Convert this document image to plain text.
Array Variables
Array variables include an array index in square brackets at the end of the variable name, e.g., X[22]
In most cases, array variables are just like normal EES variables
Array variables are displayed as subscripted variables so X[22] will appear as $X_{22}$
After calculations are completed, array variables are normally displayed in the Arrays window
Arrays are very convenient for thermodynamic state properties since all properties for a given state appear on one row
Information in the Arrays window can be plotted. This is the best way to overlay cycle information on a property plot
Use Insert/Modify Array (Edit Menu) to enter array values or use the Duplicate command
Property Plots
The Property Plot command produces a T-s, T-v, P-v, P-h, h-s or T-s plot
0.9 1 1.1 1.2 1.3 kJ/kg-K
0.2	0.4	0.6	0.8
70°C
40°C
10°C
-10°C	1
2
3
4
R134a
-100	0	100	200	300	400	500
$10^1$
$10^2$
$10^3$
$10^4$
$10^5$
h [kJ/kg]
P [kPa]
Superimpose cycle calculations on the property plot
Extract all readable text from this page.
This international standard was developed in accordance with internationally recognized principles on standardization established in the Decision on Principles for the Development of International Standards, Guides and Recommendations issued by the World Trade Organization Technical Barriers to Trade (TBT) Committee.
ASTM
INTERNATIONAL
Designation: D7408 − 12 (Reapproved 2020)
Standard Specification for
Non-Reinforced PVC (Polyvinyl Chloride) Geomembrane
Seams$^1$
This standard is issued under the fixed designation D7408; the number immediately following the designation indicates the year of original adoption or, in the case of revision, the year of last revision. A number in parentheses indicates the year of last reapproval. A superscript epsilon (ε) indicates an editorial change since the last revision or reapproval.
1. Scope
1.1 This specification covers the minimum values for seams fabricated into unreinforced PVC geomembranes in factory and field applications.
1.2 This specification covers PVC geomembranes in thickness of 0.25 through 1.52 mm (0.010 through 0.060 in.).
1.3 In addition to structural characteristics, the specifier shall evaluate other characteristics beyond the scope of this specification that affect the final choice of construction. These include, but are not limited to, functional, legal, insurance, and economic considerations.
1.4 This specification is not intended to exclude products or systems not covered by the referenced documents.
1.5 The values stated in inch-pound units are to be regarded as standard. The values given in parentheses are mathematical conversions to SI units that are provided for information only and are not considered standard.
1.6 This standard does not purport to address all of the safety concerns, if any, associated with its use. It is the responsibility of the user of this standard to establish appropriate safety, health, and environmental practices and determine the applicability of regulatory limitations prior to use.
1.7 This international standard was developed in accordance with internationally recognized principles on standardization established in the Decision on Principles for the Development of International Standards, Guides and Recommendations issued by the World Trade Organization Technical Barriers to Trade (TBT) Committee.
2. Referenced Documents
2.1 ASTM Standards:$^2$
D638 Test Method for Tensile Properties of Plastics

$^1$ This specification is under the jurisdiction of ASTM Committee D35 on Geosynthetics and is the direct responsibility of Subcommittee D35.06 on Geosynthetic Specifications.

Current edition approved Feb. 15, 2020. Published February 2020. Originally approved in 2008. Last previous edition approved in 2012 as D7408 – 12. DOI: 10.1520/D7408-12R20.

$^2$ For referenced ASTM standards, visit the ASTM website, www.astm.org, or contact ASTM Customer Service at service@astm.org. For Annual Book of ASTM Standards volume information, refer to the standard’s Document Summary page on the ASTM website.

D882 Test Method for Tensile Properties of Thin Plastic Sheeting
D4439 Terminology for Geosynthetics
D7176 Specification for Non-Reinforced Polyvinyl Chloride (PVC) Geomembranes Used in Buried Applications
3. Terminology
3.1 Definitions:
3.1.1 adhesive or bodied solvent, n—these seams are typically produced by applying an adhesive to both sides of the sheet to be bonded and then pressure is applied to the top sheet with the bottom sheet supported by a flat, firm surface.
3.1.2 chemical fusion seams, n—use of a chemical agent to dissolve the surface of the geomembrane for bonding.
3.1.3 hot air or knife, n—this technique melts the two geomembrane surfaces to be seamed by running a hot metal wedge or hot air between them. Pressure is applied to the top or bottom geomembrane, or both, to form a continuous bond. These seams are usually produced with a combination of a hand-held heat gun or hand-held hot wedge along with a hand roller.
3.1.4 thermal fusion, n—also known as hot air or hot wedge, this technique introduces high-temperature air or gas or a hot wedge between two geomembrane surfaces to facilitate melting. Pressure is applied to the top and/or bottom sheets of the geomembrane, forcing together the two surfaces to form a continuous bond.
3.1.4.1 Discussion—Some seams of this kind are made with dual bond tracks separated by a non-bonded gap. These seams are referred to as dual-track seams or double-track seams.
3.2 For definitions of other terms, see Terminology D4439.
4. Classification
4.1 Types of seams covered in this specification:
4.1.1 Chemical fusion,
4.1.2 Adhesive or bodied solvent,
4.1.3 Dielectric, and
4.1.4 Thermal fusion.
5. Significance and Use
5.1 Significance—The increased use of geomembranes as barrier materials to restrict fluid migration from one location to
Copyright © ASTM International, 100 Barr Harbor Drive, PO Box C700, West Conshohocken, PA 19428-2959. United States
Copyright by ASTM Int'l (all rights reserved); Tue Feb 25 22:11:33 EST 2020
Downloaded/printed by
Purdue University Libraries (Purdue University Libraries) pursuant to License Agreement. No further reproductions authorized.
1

■ ■ ■ ■

Work instructions
Give back the whole listing exactly as it reads.

Output of the task
Convert this document image to plain text.
Array Variables
Array variables include an array index in square brackets at the end of the variable name, e.g., X[22]
In most cases, array variables are just like normal EES variables
Array variables are displayed as subscripted variables so X[22] will appear as $X_{22}$
After calculations are completed, array variables are normally displayed in the Arrays window
Arrays are very convenient for thermodynamic state properties since all properties for a given state appear on one row
Information in the Arrays window can be plotted. This is the best way to overlay cycle information on a property plot
Use Insert/Modify Array (Edit Menu) to enter array values or use the Duplicate command
Property Plots
The Property Plot command produces a T-s, T-v, P-v, P-h, h-s or T-s plot
0.9 1 1.1 1.2 1.3 kJ/kg-K
0.2	0.4	0.6	0.8
70°C
40°C
10°C
-10°C	1
2
3
4
R134a
-100	0	100	200	300	400	500
$10^1$
$10^2$
$10^3$
$10^4$
$10^5$
h [kJ/kg]
P [kPa]
Superimpose cycle calculations on the property plot
Extract all readable text from this page.
This international standard was developed in accordance with internationally recognized principles on standardization established in the Decision on Principles for the Development of International Standards, Guides and Recommendations issued by the World Trade Organization Technical Barriers to Trade (TBT) Committee.
ASTM
INTERNATIONAL
Designation: D7408 − 12 (Reapproved 2020)
Standard Specification for
Non-Reinforced PVC (Polyvinyl Chloride) Geomembrane
Seams$^1$
This standard is issued under the fixed designation D7408; the number immediately following the designation indicates the year of original adoption or, in the case of revision, the year of last revision. A number in parentheses indicates the year of last reapproval. A superscript epsilon (ε) indicates an editorial change since the last revision or reapproval.
1. Scope
1.1 This specification covers the minimum values for seams fabricated into unreinforced PVC geomembranes in factory and field applications.
1.2 This specification covers PVC geomembranes in thickness of 0.25 through 1.52 mm (0.010 through 0.060 in.).
1.3 In addition to structural characteristics, the specifier shall evaluate other characteristics beyond the scope of this specification that affect the final choice of construction. These include, but are not limited to, functional, legal, insurance, and economic considerations.
1.4 This specification is not intended to exclude products or systems not covered by the referenced documents.
1.5 The values stated in inch-pound units are to be regarded as standard. The values given in parentheses are mathematical conversions to SI units that are provided for information only and are not considered standard.
1.6 This standard does not purport to address all of the safety concerns, if any, associated with its use. It is the responsibility of the user of this standard to establish appropriate safety, health, and environmental practices and determine the applicability of regulatory limitations prior to use.
1.7 This international standard was developed in accordance with internationally recognized principles on standardization established in the Decision on Principles for the Development of International Standards, Guides and Recommendations issued by the World Trade Organization Technical Barriers to Trade (TBT) Committee.
2. Referenced Documents
2.1 ASTM Standards:$^2$
D638 Test Method for Tensile Properties of Plastics

$^1$ This specification is under the jurisdiction of ASTM Committee D35 on Geosynthetics and is the direct responsibility of Subcommittee D35.06 on Geosynthetic Specifications.

Current edition approved Feb. 15, 2020. Published February 2020. Originally approved in 2008. Last previous edition approved in 2012 as D7408 – 12. DOI: 10.1520/D7408-12R20.

$^2$ For referenced ASTM standards, visit the ASTM website, www.astm.org, or contact ASTM Customer Service at service@astm.org. For Annual Book of ASTM Standards volume information, refer to the standard’s Document Summary page on the ASTM website.

D882 Test Method for Tensile Properties of Thin Plastic Sheeting
D4439 Terminology for Geosynthetics
D7176 Specification for Non-Reinforced Polyvinyl Chloride (PVC) Geomembranes Used in Buried Applications
3. Terminology
3.1 Definitions:
3.1.1 adhesive or bodied solvent, n—these seams are typically produced by applying an adhesive to both sides of the sheet to be bonded and then pressure is applied to the top sheet with the bottom sheet supported by a flat, firm surface.
3.1.2 chemical fusion seams, n—use of a chemical agent to dissolve the surface of the geomembrane for bonding.
3.1.3 hot air or knife, n—this technique melts the two geomembrane surfaces to be seamed by running a hot metal wedge or hot air between them. Pressure is applied to the top or bottom geomembrane, or both, to form a continuous bond. These seams are usually produced with a combination of a hand-held heat gun or hand-held hot wedge along with a hand roller.
3.1.4 thermal fusion, n—also known as hot air or hot wedge, this technique introduces high-temperature air or gas or a hot wedge between two geomembrane surfaces to facilitate melting. Pressure is applied to the top and/or bottom sheets of the geomembrane, forcing together the two surfaces to form a continuous bond.
3.1.4.1 Discussion—Some seams of this kind are made with dual bond tracks separated by a non-bonded gap. These seams are referred to as dual-track seams or double-track seams.
3.2 For definitions of other terms, see Terminology D4439.
4. Classification
4.1 Types of seams covered in this specification:
4.1.1 Chemical fusion,
4.1.2 Adhesive or bodied solvent,
4.1.3 Dielectric, and
4.1.4 Thermal fusion.
5. Significance and Use
5.1 Significance—The increased use of geomembranes as barrier materials to restrict fluid migration from one location to
Copyright © ASTM International, 100 Barr Harbor Drive, PO Box C700, West Conshohocken, PA 19428-2959. United States
Copyright by ASTM Int'l (all rights reserved); Tue Feb 25 22:11:33 EST 2020
Downloaded/printed by
Purdue University Libraries (Purdue University Libraries) pursuant to License Agreement. No further reproductions authorized.
1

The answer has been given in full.